** start **

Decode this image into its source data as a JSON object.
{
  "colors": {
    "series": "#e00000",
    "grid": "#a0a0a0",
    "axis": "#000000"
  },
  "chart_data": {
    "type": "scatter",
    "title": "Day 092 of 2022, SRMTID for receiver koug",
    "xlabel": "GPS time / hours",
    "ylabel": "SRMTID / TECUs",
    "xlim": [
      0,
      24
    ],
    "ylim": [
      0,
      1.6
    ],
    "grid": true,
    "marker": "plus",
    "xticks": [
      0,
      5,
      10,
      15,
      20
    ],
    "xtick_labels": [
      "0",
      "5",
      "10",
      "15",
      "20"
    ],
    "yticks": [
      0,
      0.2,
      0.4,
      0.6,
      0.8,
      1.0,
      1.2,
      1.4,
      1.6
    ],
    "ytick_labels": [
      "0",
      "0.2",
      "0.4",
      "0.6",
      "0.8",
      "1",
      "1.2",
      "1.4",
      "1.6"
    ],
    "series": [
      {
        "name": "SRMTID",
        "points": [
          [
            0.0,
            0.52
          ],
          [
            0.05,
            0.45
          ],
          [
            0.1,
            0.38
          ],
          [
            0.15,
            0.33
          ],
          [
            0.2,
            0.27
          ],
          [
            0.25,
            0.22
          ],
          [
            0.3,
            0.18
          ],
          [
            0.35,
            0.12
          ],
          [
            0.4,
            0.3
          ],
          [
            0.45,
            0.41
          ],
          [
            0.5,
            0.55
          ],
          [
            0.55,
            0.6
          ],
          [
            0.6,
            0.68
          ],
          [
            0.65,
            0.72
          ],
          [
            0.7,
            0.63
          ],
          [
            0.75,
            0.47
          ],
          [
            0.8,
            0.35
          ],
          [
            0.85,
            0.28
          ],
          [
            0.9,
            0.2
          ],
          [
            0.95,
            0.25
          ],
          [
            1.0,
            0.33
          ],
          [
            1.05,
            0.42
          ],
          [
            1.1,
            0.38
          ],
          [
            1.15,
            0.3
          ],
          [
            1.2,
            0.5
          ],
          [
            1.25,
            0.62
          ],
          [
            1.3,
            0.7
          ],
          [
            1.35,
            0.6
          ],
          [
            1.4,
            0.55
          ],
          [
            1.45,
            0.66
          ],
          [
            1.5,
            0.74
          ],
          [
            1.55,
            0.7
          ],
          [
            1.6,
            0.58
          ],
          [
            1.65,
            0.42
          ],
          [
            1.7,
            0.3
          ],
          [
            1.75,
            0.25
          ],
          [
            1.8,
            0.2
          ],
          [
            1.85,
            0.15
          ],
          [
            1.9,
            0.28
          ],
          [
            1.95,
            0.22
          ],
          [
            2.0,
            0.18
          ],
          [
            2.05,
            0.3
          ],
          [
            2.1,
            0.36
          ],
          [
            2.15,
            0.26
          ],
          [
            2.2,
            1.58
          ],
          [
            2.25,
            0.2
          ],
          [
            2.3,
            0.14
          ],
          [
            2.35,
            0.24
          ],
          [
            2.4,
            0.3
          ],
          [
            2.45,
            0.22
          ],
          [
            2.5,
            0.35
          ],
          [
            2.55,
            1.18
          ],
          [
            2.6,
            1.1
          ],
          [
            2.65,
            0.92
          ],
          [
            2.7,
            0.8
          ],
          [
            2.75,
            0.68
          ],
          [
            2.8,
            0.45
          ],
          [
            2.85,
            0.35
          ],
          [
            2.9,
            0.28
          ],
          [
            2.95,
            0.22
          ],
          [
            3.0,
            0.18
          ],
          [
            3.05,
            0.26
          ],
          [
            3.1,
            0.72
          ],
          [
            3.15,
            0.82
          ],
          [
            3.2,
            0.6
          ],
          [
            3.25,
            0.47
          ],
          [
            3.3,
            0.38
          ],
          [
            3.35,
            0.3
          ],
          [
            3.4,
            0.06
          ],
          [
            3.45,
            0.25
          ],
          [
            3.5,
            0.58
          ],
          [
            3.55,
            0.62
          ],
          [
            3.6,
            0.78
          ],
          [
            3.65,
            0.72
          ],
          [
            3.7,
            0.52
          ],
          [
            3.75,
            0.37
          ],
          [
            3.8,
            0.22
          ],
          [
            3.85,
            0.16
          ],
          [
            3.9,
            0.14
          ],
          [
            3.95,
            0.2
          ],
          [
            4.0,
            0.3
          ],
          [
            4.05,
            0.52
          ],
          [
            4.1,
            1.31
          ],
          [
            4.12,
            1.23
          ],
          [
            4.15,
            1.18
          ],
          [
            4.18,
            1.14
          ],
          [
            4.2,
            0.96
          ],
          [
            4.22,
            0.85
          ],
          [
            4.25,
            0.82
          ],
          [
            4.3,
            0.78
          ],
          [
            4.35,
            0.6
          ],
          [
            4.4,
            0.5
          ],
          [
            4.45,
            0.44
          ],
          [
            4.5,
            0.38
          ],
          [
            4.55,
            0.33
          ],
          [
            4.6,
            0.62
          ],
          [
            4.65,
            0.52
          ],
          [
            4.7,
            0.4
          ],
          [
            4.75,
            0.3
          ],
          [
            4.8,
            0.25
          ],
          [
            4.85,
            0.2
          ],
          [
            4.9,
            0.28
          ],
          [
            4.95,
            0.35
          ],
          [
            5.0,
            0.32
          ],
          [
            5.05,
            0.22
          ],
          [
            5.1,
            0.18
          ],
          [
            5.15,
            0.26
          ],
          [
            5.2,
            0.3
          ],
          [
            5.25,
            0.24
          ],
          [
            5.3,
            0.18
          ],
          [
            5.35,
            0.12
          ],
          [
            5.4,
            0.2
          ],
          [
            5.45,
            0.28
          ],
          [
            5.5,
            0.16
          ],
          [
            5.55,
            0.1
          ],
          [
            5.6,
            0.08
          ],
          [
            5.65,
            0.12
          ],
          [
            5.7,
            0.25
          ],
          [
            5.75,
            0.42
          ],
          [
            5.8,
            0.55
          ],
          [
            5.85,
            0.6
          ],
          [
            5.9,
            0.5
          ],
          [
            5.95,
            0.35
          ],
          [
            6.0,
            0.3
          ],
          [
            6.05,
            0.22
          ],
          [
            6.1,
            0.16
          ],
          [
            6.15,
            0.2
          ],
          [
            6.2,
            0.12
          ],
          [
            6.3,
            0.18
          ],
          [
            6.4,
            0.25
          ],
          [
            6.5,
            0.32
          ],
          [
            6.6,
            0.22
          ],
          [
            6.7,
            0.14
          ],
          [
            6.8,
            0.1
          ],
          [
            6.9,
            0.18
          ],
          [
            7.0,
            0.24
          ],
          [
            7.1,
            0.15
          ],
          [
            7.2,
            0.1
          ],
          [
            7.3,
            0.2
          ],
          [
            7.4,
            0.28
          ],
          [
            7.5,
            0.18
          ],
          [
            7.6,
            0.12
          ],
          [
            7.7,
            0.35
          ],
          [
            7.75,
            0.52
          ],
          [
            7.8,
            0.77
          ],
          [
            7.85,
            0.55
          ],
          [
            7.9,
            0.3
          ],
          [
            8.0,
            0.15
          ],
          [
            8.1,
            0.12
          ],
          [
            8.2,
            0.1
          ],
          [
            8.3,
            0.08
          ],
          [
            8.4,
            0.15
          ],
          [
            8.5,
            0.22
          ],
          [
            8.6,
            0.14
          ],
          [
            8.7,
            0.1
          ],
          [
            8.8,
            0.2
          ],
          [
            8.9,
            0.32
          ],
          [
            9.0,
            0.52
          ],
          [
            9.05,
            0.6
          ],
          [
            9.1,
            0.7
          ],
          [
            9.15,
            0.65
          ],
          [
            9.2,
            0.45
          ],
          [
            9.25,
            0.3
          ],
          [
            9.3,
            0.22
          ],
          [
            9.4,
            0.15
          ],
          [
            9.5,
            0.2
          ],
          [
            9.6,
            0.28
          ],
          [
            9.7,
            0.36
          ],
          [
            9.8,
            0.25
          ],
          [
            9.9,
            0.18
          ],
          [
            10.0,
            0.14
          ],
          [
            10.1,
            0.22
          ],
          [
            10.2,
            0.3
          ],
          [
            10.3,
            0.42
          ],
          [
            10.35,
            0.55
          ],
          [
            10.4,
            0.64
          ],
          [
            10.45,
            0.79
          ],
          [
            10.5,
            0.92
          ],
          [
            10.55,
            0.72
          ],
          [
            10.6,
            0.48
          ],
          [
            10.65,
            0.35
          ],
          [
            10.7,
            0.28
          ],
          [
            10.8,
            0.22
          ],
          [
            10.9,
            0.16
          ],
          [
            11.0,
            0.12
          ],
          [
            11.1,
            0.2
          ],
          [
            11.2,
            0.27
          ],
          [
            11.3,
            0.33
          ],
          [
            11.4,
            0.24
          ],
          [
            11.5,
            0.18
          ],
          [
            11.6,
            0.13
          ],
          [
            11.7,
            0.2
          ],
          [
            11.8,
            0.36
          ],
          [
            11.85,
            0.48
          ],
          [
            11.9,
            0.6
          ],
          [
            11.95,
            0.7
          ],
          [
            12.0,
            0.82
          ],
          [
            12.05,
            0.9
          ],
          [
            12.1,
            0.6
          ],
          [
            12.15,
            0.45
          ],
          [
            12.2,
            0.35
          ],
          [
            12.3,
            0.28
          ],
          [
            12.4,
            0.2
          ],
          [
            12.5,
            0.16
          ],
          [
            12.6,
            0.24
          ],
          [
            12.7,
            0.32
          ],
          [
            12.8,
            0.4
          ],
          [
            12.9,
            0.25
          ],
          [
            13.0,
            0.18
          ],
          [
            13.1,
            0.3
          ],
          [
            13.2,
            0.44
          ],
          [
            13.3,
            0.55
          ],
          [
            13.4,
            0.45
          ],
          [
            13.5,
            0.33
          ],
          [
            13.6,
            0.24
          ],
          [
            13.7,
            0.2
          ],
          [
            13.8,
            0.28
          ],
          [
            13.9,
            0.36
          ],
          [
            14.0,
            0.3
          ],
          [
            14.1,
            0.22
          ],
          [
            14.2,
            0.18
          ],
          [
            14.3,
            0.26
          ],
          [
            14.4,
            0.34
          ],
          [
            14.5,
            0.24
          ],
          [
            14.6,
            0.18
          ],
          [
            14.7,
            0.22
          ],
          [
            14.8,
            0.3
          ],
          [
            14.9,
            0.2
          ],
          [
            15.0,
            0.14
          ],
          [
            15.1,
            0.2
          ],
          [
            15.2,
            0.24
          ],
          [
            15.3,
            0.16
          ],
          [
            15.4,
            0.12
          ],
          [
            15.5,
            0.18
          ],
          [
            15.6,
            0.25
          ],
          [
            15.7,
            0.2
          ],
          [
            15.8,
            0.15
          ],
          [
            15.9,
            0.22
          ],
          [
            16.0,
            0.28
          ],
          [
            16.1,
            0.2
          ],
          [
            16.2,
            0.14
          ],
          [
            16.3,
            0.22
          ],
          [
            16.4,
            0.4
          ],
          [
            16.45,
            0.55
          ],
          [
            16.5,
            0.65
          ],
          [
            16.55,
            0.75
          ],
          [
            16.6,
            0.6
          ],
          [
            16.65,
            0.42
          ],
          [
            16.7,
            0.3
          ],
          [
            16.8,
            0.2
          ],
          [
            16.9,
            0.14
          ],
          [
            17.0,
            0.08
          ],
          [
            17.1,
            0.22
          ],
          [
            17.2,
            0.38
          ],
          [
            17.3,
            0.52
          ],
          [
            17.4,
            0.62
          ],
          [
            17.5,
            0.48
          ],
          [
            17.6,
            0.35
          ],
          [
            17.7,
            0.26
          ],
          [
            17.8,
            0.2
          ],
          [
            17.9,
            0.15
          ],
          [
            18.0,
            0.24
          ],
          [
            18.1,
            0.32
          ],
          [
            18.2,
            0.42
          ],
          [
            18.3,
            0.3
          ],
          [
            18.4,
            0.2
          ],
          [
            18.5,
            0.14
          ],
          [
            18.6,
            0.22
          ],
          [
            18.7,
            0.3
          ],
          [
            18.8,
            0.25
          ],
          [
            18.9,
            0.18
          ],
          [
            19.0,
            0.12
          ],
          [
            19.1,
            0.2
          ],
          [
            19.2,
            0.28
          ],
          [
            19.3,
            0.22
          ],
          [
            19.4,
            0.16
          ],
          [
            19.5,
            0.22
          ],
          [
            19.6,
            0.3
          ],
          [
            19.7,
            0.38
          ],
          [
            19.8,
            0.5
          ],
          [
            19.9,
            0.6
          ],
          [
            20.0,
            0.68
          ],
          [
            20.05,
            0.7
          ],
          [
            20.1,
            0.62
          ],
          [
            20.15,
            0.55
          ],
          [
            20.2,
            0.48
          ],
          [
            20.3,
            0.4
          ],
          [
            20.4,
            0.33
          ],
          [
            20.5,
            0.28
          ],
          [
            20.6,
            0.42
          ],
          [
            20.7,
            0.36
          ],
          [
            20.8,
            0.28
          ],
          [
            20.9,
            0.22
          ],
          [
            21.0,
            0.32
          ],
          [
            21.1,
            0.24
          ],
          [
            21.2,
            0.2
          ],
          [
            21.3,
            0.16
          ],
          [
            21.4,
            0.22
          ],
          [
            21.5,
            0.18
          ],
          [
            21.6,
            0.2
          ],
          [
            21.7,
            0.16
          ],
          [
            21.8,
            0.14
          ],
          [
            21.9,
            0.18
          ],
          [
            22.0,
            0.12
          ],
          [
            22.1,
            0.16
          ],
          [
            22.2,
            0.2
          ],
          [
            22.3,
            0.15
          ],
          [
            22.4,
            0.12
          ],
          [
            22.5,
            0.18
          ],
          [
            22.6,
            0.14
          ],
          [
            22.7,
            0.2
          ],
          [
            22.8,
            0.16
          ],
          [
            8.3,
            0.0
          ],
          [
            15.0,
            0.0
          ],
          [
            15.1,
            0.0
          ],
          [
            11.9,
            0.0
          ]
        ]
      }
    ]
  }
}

** end **

(SET EXERCISE):
Of the lines in the entries, how many include the word "SRMTID"? State only the number.

(RESPONSE):
3